TASK TO COMPLETE: Filter the records below for the word "politics". Copy each line that holds it.

Data listing
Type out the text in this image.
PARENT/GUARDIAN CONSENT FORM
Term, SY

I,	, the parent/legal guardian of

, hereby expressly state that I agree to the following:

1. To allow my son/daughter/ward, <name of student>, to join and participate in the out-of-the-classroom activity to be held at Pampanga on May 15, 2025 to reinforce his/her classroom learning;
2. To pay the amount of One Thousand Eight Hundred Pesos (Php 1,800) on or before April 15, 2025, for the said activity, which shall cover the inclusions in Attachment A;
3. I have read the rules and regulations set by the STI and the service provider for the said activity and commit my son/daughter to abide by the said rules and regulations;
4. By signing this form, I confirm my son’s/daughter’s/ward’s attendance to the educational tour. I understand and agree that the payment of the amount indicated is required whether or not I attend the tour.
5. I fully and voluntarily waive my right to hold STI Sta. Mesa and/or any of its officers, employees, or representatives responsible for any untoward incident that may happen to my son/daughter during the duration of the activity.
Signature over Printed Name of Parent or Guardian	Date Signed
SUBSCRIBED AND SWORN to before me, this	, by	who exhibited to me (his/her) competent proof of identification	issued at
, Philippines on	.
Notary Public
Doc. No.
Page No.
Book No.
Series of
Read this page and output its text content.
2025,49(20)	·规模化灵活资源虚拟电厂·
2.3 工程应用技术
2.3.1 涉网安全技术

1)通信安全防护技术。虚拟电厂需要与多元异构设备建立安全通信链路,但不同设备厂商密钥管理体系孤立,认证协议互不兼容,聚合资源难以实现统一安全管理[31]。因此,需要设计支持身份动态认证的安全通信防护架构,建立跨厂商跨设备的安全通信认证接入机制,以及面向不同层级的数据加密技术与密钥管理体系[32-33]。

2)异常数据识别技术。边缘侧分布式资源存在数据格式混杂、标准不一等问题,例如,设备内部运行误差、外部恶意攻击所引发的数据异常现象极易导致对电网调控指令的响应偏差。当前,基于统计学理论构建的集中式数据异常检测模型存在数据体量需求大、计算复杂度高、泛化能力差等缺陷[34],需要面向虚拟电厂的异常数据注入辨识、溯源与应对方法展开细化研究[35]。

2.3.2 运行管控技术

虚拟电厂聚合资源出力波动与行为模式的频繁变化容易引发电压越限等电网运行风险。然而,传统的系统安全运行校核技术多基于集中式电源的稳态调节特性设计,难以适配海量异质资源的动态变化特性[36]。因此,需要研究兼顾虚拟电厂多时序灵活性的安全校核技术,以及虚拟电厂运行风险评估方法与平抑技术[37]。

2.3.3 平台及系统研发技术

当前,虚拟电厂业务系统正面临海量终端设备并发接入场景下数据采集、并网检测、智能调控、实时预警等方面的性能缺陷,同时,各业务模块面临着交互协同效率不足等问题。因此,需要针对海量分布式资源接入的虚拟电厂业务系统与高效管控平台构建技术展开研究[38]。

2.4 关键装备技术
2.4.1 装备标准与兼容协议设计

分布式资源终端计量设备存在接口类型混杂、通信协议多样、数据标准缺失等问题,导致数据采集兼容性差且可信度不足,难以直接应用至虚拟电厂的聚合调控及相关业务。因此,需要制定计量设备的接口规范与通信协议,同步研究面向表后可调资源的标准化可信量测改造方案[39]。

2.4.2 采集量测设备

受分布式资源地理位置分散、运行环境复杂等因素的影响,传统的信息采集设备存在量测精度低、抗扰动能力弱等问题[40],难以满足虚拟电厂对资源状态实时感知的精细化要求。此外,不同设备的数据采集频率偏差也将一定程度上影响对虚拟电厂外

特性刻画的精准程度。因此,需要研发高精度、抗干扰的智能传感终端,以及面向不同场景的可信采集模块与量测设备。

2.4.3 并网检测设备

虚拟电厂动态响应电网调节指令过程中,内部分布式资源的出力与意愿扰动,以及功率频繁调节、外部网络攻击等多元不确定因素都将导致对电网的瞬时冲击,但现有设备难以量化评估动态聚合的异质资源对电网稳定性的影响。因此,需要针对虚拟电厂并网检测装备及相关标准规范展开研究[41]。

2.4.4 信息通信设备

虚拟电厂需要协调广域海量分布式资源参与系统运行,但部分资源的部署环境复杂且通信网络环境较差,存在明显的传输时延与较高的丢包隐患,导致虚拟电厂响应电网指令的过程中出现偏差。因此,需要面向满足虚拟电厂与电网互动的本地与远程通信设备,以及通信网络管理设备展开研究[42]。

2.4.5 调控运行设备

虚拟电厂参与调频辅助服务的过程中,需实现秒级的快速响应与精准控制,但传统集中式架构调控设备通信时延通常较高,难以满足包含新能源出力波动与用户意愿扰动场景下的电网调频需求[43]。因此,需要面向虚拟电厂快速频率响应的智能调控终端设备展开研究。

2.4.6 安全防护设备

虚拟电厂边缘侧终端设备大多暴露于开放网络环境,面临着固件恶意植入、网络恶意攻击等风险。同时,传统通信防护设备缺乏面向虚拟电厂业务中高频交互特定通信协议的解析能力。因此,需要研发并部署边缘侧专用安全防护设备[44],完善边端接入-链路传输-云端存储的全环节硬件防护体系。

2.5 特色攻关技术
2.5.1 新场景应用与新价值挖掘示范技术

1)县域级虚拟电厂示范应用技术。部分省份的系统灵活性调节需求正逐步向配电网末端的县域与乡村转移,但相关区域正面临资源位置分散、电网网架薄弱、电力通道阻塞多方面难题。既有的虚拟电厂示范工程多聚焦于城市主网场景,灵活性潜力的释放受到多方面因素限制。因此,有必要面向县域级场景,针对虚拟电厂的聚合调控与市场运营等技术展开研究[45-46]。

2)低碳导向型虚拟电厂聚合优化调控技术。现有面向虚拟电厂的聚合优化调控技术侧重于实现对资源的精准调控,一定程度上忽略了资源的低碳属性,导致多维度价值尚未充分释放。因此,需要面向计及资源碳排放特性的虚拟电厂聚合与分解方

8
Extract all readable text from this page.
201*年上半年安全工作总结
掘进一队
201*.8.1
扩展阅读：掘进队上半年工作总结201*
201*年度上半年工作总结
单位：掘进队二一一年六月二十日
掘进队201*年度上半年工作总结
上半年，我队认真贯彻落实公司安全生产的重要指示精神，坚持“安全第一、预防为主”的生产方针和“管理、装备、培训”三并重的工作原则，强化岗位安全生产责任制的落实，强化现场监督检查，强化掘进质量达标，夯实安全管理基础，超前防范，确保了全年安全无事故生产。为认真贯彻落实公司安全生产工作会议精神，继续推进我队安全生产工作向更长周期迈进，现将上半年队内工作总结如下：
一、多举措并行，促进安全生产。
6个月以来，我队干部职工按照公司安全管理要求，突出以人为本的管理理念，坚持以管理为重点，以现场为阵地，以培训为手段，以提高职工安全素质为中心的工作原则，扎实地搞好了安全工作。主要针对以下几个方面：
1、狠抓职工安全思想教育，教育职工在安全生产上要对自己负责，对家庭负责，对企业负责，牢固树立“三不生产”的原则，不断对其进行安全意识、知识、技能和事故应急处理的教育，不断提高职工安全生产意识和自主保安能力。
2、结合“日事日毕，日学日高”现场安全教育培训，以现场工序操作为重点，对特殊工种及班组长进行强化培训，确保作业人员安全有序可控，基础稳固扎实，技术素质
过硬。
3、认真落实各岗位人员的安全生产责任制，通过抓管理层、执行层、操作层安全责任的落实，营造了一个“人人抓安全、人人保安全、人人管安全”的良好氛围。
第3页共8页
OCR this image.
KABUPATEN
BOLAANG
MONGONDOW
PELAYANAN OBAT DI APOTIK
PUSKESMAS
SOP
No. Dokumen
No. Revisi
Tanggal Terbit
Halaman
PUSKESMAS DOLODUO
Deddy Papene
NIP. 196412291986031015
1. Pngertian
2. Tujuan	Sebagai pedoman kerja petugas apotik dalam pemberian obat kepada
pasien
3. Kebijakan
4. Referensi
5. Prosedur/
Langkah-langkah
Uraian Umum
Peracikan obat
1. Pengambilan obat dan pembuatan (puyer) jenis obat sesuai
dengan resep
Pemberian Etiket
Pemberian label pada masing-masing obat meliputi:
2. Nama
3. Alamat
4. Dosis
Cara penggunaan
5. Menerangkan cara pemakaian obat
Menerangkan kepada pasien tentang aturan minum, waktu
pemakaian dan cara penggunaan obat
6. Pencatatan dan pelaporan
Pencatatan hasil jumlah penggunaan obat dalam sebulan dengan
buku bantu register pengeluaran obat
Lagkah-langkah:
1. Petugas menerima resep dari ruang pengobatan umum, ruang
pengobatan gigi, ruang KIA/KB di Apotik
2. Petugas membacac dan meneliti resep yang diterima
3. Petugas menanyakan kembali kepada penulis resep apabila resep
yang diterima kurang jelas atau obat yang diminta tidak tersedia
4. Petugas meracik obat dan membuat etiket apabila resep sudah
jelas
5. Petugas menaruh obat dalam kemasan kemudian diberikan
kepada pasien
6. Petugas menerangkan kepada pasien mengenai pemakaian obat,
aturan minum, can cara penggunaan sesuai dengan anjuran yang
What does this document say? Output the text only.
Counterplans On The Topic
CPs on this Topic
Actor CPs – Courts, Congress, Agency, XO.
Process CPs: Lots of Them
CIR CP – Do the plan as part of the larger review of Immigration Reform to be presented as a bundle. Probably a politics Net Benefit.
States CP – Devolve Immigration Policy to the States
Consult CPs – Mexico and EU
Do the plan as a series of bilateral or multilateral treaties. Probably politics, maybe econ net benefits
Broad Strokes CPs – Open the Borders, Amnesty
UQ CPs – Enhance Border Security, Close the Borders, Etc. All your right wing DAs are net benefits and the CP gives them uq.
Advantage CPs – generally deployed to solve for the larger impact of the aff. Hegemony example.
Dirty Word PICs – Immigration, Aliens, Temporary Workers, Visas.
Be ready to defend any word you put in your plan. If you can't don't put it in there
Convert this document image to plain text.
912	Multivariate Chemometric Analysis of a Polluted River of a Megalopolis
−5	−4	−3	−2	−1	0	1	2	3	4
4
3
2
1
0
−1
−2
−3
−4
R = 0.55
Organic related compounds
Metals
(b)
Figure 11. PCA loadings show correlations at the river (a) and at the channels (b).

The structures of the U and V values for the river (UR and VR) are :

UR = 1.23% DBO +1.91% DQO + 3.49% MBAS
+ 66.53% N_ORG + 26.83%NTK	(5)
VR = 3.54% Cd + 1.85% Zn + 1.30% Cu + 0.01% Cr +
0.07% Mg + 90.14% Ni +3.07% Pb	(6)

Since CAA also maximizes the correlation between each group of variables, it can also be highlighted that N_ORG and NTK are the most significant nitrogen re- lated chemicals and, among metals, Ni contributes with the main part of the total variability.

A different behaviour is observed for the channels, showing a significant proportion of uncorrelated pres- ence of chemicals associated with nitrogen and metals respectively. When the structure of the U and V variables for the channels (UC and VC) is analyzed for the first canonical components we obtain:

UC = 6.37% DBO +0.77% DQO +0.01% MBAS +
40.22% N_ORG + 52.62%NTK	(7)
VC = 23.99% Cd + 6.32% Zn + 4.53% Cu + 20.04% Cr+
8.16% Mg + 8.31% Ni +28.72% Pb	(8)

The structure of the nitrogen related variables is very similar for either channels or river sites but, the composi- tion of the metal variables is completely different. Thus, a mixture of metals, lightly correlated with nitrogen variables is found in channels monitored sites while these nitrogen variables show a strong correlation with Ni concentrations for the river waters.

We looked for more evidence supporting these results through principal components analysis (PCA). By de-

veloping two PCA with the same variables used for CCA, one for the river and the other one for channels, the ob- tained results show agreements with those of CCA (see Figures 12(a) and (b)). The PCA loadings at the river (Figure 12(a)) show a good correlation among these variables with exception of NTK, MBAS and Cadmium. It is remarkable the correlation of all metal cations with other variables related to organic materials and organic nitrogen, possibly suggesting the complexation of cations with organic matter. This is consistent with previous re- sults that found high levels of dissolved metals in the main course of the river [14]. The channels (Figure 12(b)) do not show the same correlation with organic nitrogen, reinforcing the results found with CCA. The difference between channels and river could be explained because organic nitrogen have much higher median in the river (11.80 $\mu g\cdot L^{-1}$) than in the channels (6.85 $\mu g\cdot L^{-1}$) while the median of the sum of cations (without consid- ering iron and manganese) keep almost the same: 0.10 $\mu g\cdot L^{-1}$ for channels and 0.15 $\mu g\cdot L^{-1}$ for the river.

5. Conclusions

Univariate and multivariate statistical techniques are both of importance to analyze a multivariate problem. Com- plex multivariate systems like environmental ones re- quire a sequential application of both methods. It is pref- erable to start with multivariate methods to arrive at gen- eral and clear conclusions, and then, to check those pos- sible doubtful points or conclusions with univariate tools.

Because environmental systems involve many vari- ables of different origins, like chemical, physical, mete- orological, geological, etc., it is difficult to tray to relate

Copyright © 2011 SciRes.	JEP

EXPECTED ANSWER:
CIR CP – Do the plan as part of the larger review of Immigration Reform to be presented as a bundle. Probably a politics Net Benefit.
Do the plan as a series of bilateral or multilateral treaties. Probably politics, maybe econ net benefits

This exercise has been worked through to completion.